──────── Available records ────────
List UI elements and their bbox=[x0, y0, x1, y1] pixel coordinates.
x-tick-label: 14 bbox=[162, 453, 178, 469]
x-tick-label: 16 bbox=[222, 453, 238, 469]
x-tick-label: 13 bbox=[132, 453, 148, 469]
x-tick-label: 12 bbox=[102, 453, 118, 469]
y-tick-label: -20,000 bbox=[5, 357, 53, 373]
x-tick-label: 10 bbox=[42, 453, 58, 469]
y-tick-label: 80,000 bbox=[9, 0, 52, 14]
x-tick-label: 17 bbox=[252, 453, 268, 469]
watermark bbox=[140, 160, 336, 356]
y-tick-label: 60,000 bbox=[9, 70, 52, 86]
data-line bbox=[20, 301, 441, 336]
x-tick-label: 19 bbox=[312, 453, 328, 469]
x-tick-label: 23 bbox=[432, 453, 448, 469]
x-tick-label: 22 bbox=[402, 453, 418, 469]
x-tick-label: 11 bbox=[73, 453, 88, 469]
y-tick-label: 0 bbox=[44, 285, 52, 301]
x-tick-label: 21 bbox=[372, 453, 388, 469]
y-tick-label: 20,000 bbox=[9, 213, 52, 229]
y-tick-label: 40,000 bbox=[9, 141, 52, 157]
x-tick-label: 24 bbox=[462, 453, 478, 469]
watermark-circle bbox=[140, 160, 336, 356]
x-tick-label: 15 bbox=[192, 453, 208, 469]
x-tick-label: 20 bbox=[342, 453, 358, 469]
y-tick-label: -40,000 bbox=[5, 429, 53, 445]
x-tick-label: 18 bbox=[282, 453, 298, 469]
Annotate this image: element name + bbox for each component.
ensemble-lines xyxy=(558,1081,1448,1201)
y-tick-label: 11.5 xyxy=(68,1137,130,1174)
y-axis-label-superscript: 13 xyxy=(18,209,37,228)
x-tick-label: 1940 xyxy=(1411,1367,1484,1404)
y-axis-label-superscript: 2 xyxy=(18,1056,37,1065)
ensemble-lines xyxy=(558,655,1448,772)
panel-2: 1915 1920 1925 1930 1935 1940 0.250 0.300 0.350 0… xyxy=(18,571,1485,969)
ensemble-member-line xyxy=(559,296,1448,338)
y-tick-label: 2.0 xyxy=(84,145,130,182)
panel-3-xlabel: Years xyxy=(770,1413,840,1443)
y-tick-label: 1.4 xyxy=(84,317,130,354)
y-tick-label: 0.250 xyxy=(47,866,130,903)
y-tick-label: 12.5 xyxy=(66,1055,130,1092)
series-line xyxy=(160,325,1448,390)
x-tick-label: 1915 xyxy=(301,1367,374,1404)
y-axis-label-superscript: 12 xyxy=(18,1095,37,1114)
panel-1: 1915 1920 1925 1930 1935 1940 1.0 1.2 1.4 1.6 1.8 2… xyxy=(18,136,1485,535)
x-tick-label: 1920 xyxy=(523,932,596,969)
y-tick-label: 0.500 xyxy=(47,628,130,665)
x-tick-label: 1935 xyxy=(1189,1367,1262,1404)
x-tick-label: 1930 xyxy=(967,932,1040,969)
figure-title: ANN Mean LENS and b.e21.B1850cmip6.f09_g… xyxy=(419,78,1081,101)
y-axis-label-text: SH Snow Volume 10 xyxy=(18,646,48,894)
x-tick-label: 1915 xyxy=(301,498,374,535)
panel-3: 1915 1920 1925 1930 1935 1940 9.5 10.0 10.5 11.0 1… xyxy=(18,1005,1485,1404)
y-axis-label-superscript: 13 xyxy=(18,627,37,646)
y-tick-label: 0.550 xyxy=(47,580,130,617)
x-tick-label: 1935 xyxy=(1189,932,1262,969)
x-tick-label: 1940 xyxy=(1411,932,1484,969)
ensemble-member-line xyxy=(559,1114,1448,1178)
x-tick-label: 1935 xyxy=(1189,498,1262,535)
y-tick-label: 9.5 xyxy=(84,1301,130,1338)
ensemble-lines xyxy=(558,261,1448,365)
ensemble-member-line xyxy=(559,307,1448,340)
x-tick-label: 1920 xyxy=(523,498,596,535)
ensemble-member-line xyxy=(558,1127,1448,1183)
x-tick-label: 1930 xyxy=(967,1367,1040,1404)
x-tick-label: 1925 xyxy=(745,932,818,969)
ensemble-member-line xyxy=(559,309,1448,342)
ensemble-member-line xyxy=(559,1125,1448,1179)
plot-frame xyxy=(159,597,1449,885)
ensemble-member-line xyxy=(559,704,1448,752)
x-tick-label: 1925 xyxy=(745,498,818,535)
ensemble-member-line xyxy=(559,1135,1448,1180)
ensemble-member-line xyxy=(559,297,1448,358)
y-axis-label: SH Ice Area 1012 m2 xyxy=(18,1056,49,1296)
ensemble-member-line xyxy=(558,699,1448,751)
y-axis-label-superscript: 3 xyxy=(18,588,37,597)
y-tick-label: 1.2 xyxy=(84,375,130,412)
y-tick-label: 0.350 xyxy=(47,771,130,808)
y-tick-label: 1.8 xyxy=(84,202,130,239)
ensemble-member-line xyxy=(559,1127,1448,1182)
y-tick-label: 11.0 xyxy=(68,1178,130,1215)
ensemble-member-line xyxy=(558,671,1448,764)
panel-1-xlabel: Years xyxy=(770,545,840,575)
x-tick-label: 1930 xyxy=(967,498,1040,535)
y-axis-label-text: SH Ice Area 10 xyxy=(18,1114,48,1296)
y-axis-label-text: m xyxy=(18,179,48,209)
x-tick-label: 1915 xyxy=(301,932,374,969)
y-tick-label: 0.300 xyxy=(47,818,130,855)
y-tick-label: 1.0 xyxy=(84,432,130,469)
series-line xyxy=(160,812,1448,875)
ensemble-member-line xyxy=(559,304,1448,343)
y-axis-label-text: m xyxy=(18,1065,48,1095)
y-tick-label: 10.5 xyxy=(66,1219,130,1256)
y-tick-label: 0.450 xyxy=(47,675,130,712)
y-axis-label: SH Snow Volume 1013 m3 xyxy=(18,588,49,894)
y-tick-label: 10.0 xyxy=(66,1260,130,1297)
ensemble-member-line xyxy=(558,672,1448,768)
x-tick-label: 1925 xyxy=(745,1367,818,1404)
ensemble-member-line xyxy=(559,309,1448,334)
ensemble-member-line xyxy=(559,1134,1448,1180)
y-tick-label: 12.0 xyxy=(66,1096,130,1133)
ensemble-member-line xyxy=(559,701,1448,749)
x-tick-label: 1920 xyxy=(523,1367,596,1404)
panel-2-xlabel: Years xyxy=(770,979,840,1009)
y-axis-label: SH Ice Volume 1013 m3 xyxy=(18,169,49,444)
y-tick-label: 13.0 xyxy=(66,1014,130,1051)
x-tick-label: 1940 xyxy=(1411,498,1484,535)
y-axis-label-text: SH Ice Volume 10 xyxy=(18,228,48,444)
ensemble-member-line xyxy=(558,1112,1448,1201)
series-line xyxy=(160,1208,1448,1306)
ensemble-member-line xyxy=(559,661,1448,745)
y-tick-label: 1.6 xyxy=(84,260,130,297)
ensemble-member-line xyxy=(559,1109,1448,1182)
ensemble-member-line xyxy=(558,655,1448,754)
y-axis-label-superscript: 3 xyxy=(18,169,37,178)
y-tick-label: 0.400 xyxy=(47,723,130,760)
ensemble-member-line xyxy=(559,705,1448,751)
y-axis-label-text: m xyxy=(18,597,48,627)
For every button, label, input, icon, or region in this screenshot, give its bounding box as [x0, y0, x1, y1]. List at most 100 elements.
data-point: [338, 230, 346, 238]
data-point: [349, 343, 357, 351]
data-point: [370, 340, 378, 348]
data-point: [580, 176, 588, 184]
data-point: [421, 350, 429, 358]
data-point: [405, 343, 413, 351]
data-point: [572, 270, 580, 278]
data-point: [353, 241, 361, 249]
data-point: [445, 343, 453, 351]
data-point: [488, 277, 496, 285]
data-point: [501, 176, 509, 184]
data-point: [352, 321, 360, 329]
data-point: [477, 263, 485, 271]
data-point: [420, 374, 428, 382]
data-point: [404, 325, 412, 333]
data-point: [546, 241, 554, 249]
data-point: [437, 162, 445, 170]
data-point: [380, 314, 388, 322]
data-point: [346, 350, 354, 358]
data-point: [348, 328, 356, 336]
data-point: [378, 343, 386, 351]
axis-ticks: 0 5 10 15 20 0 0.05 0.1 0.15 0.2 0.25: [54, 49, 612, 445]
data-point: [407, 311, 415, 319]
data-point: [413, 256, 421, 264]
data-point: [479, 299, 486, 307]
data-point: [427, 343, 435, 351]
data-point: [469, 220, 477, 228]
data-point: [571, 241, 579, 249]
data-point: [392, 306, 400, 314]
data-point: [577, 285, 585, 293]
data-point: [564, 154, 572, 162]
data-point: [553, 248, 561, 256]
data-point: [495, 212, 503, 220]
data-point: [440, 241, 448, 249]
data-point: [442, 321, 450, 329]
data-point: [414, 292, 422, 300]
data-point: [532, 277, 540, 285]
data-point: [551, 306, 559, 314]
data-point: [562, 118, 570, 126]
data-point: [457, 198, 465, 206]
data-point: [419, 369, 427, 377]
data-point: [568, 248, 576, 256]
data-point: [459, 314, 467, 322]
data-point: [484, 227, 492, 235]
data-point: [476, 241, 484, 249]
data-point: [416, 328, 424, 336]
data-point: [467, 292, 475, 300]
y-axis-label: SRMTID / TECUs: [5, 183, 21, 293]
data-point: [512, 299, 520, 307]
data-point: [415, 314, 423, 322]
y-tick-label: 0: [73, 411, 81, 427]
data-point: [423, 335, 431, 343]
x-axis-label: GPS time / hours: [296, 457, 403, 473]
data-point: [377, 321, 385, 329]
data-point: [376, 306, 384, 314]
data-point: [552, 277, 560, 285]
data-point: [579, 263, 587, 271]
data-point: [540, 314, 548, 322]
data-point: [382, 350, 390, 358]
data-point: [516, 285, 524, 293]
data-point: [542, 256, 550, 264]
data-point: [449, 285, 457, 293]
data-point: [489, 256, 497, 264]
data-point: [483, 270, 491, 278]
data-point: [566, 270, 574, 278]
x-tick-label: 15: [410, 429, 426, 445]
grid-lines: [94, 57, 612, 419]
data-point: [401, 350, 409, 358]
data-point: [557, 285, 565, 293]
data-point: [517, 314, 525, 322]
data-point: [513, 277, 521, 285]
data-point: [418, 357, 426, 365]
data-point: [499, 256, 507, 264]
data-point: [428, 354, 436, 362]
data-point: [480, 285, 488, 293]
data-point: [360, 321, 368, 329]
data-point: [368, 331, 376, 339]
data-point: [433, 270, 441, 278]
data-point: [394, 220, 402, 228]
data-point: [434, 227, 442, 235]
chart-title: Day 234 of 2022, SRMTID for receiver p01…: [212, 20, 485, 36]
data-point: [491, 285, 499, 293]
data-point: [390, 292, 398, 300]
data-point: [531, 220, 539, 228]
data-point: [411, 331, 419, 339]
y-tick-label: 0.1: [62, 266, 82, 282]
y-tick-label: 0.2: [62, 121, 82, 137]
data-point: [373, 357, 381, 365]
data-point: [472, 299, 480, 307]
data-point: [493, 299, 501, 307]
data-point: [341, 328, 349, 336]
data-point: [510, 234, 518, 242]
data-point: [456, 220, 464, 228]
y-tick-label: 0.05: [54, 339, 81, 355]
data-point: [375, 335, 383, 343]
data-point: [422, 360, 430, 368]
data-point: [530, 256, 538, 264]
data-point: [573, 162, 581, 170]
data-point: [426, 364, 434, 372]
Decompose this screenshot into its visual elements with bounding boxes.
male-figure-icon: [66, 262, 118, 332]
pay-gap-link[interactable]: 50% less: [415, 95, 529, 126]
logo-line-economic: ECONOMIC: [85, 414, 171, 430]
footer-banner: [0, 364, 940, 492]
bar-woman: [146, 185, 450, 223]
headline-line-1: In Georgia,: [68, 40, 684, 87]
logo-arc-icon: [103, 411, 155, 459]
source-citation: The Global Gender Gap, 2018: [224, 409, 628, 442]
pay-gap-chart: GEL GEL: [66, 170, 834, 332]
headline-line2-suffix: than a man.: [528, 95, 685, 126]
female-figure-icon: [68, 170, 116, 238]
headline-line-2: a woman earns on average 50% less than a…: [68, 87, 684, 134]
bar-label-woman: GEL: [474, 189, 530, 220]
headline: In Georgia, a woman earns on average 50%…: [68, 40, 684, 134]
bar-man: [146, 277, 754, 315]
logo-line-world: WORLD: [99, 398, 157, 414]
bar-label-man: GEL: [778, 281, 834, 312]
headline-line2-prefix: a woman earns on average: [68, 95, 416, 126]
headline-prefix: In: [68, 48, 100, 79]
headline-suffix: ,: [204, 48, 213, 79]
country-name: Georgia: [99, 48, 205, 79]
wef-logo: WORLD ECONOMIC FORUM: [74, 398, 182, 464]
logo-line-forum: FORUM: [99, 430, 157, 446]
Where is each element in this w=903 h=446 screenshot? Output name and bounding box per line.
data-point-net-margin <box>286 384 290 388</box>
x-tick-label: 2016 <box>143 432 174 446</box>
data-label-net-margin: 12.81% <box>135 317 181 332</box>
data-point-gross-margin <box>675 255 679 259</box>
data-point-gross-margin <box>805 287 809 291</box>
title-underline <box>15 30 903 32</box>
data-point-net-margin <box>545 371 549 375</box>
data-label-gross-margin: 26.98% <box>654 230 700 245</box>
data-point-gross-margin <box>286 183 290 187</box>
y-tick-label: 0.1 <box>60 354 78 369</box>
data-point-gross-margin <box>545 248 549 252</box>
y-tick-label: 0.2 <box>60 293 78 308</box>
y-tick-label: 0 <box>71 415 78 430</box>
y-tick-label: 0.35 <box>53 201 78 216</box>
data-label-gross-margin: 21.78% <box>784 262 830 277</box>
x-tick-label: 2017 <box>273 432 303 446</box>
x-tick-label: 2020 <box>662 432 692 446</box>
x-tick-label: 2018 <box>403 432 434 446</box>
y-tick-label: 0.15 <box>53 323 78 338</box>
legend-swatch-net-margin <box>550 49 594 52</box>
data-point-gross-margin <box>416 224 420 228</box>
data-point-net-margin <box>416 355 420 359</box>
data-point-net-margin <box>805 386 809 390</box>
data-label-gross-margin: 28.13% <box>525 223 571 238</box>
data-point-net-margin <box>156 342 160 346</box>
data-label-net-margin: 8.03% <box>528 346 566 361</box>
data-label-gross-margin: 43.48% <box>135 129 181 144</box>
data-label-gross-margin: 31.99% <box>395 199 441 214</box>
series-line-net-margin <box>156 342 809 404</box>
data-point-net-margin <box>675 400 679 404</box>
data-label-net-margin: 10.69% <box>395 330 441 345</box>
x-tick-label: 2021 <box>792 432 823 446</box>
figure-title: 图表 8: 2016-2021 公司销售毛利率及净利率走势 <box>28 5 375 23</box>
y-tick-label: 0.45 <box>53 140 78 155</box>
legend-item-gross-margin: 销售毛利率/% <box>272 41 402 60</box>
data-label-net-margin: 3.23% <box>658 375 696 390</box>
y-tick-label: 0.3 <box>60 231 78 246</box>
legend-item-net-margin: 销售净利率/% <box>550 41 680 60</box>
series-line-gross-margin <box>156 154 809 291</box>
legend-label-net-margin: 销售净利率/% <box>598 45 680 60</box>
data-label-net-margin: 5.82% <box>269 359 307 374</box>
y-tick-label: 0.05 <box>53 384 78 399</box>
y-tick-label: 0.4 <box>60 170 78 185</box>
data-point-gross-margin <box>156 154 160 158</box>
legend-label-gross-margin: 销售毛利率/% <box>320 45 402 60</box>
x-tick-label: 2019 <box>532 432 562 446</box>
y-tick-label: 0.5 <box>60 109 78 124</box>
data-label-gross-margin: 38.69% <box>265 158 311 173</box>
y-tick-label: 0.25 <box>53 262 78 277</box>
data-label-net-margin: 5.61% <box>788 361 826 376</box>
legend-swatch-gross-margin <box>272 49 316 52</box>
────────
=== Stated goal ===
Copy out, word for word, the lines of the listing from its very first line through the line containing "x-tick-label: 12 bbox=[102, 453, 118, 469]", both included.

=== Solution to this problem ===
List UI elements and their bbox=[x0, y0, x1, y1] pixel coordinates.
x-tick-label: 14 bbox=[162, 453, 178, 469]
x-tick-label: 16 bbox=[222, 453, 238, 469]
x-tick-label: 13 bbox=[132, 453, 148, 469]
x-tick-label: 12 bbox=[102, 453, 118, 469]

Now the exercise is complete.